━━━ Extracted entries ━━━
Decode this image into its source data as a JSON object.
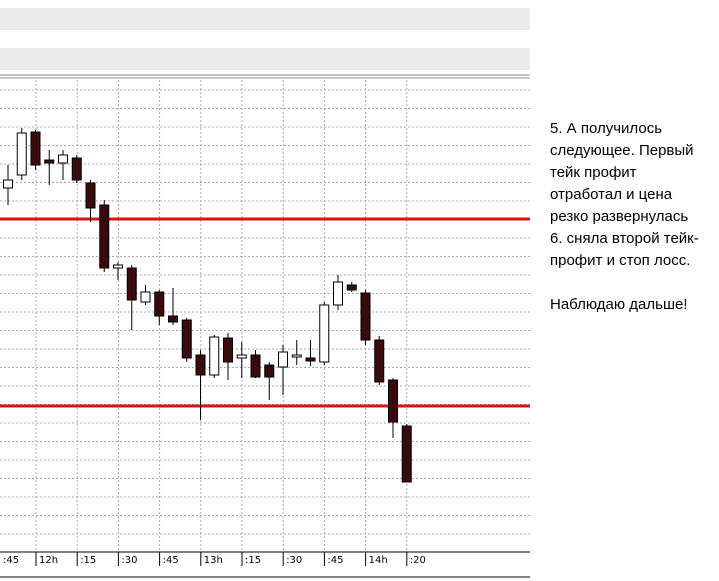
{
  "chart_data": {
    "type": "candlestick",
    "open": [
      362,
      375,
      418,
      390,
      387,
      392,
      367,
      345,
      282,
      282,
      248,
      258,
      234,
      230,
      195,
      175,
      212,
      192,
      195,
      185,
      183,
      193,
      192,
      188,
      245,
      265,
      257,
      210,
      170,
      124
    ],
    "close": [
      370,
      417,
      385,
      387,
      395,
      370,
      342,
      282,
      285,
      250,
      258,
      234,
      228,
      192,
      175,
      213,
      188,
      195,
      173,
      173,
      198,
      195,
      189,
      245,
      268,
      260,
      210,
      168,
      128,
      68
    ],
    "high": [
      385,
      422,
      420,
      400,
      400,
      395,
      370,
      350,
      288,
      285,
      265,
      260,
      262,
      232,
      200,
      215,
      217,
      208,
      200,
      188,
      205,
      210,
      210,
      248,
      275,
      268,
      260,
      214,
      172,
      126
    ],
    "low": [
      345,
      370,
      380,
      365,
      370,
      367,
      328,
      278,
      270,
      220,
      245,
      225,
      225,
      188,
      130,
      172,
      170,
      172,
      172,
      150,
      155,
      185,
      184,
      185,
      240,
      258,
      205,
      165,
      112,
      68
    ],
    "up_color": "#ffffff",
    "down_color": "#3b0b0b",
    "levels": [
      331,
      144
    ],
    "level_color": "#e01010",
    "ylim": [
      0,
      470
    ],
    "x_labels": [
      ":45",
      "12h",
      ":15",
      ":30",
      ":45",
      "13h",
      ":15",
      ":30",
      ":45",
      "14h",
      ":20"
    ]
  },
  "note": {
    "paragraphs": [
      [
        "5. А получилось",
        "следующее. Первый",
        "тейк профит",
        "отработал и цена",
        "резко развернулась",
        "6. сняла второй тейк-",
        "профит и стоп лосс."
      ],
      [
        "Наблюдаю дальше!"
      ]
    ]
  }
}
━━━
What you have to do
Quote each record exactly as it stands, minus the pictures.

Expected answer
Decode this image into its source data as a JSON object.
{
  "chart_data": {
    "type": "candlestick",
    "open": [
      362,
      375,
      418,
      390,
      387,
      392,
      367,
      345,
      282,
      282,
      248,
      258,
      234,
      230,
      195,
      175,
      212,
      192,
      195,
      185,
      183,
      193,
      192,
      188,
      245,
      265,
      257,
      210,
      170,
      124
    ],
    "close": [
      370,
      417,
      385,
      387,
      395,
      370,
      342,
      282,
      285,
      250,
      258,
      234,
      228,
      192,
      175,
      213,
      188,
      195,
      173,
      173,
      198,
      195,
      189,
      245,
      268,
      260,
      210,
      168,
      128,
      68
    ],
    "high": [
      385,
      422,
      420,
      400,
      400,
      395,
      370,
      350,
      288,
      285,
      265,
      260,
      262,
      232,
      200,
      215,
      217,
      208,
      200,
      188,
      205,
      210,
      210,
      248,
      275,
      268,
      260,
      214,
      172,
      126
    ],
    "low": [
      345,
      370,
      380,
      365,
      370,
      367,
      328,
      278,
      270,
      220,
      245,
      225,
      225,
      188,
      130,
      172,
      170,
      172,
      172,
      150,
      155,
      185,
      184,
      185,
      240,
      258,
      205,
      165,
      112,
      68
    ],
    "up_color": "#ffffff",
    "down_color": "#3b0b0b",
    "levels": [
      331,
      144
    ],
    "level_color": "#e01010",
    "ylim": [
      0,
      470
    ],
    "x_labels": [
      ":45",
      "12h",
      ":15",
      ":30",
      ":45",
      "13h",
      ":15",
      ":30",
      ":45",
      "14h",
      ":20"
    ]
  },
  "note": {
    "paragraphs": [
      [
        "5. А получилось",
        "следующее. Первый",
        "тейк профит",
        "отработал и цена",
        "резко развернулась",
        "6. сняла второй тейк-",
        "профит и стоп лосс."
      ],
      [
        "Наблюдаю дальше!"
      ]
    ]
  }
}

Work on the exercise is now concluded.